**Records:**
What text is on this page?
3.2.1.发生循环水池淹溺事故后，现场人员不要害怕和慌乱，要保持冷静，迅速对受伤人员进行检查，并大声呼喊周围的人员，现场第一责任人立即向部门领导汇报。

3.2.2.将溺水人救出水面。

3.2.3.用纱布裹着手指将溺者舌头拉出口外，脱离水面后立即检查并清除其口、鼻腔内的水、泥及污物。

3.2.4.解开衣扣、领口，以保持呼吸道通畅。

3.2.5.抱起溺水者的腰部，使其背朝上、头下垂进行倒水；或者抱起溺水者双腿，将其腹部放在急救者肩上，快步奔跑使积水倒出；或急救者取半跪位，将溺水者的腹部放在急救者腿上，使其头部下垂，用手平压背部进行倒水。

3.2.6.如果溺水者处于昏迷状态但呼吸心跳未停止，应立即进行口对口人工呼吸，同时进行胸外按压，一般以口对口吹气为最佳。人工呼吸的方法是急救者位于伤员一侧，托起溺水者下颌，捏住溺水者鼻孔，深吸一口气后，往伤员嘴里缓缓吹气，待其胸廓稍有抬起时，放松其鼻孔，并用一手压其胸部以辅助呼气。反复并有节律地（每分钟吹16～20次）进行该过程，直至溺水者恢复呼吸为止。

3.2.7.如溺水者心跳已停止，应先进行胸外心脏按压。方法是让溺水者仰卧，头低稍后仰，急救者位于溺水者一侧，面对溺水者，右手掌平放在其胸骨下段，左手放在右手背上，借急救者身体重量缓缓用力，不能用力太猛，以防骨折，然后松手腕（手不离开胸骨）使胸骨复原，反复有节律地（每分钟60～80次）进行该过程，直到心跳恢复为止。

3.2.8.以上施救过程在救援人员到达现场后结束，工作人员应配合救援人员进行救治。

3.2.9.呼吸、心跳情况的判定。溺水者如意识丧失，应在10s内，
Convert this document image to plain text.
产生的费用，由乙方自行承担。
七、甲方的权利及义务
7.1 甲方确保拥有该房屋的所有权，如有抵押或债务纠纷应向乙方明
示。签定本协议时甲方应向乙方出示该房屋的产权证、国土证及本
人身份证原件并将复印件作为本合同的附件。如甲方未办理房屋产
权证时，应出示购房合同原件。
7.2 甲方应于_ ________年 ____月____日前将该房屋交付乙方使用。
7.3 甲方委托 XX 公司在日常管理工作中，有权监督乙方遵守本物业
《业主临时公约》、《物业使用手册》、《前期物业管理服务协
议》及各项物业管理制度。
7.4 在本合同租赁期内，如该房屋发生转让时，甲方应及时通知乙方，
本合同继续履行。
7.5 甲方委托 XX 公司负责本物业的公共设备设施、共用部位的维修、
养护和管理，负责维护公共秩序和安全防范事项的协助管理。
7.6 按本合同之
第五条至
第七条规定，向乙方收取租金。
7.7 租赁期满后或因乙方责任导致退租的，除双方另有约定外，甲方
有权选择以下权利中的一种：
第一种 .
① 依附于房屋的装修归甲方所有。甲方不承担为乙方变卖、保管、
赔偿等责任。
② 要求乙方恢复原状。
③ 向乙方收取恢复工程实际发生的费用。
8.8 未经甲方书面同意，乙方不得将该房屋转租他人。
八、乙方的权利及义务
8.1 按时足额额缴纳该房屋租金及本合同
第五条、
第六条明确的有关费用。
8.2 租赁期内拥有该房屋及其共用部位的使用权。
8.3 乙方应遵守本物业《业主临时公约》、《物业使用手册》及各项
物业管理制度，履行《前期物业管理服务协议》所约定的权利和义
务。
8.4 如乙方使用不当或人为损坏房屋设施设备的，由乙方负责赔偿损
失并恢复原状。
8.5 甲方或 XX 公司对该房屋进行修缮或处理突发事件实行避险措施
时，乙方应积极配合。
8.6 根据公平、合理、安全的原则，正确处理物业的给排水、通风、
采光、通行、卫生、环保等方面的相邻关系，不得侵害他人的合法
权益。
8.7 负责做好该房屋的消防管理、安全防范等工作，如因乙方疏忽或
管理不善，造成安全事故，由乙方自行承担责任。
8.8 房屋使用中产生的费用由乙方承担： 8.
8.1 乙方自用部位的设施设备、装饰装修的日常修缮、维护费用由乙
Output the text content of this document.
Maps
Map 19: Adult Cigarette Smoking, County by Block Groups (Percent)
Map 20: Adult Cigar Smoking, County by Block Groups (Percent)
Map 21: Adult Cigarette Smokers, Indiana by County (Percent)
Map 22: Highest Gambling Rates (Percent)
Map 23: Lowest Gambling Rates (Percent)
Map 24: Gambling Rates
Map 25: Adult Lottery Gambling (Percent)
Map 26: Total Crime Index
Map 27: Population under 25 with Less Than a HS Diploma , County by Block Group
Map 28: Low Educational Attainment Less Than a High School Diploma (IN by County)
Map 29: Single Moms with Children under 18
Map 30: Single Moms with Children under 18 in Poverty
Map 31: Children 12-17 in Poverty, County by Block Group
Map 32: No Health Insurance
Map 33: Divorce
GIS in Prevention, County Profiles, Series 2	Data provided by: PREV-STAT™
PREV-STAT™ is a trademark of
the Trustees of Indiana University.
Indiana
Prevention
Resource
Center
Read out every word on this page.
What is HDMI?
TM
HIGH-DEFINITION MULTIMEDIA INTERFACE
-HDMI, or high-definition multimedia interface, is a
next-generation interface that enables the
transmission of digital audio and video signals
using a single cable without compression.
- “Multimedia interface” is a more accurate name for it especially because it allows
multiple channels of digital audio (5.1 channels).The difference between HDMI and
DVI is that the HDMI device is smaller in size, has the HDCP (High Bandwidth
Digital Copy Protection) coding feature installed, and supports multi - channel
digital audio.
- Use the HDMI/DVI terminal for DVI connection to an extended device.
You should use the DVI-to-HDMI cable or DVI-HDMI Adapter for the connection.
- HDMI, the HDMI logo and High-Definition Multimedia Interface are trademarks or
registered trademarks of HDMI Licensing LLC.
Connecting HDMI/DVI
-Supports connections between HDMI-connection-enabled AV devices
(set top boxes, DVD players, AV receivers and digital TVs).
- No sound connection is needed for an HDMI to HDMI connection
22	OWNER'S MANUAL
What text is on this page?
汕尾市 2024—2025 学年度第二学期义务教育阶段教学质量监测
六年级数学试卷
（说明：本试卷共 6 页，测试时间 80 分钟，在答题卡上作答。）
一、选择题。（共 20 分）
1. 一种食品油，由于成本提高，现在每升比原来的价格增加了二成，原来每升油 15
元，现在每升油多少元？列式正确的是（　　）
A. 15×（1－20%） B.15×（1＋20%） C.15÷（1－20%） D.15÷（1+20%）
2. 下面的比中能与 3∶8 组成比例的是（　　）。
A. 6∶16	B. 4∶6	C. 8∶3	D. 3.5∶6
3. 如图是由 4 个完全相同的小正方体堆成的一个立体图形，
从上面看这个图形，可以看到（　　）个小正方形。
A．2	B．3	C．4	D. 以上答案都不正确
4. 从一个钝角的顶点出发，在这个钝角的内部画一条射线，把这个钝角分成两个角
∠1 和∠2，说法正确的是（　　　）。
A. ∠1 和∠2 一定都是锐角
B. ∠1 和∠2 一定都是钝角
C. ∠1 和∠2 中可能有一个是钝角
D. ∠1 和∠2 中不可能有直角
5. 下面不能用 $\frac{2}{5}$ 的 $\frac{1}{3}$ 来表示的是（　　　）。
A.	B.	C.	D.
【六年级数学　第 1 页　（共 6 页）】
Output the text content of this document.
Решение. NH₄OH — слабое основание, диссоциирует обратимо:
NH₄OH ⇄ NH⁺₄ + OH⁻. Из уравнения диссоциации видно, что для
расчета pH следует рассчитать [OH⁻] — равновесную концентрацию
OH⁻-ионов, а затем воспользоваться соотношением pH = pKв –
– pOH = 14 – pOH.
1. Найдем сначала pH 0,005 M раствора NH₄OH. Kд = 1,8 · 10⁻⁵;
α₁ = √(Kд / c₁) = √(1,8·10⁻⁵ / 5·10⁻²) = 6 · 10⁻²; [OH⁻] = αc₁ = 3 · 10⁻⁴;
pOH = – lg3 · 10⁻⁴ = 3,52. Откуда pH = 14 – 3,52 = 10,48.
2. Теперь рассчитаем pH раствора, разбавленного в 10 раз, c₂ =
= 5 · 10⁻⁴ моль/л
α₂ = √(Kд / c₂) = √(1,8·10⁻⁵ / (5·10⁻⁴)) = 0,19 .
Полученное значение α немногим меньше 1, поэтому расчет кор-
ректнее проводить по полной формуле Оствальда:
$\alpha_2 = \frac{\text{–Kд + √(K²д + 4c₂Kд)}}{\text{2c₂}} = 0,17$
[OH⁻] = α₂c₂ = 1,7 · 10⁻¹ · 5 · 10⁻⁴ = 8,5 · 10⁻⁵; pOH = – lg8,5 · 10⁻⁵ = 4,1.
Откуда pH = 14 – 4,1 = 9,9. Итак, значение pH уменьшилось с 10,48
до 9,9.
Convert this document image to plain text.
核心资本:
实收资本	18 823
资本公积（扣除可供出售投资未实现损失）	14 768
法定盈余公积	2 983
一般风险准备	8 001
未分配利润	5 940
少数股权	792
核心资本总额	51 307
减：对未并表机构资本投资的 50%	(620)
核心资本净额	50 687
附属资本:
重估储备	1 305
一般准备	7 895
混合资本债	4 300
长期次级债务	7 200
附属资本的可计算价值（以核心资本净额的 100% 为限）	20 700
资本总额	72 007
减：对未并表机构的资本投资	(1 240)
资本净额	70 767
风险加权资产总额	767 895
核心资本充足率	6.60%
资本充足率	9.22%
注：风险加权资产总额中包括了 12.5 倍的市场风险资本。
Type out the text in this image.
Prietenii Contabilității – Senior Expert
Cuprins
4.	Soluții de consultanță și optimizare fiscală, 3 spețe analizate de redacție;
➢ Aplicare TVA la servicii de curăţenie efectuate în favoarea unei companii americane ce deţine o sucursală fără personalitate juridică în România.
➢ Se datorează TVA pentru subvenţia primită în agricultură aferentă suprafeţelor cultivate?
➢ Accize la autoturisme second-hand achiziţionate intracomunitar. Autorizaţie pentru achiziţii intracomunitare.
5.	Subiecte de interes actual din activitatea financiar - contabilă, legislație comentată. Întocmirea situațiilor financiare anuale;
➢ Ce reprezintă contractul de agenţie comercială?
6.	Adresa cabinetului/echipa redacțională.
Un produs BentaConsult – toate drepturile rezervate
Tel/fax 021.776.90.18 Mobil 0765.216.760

**Work to do:** Return only the number of lines in the preceding records that contain the string "Less".

**Output below:** 2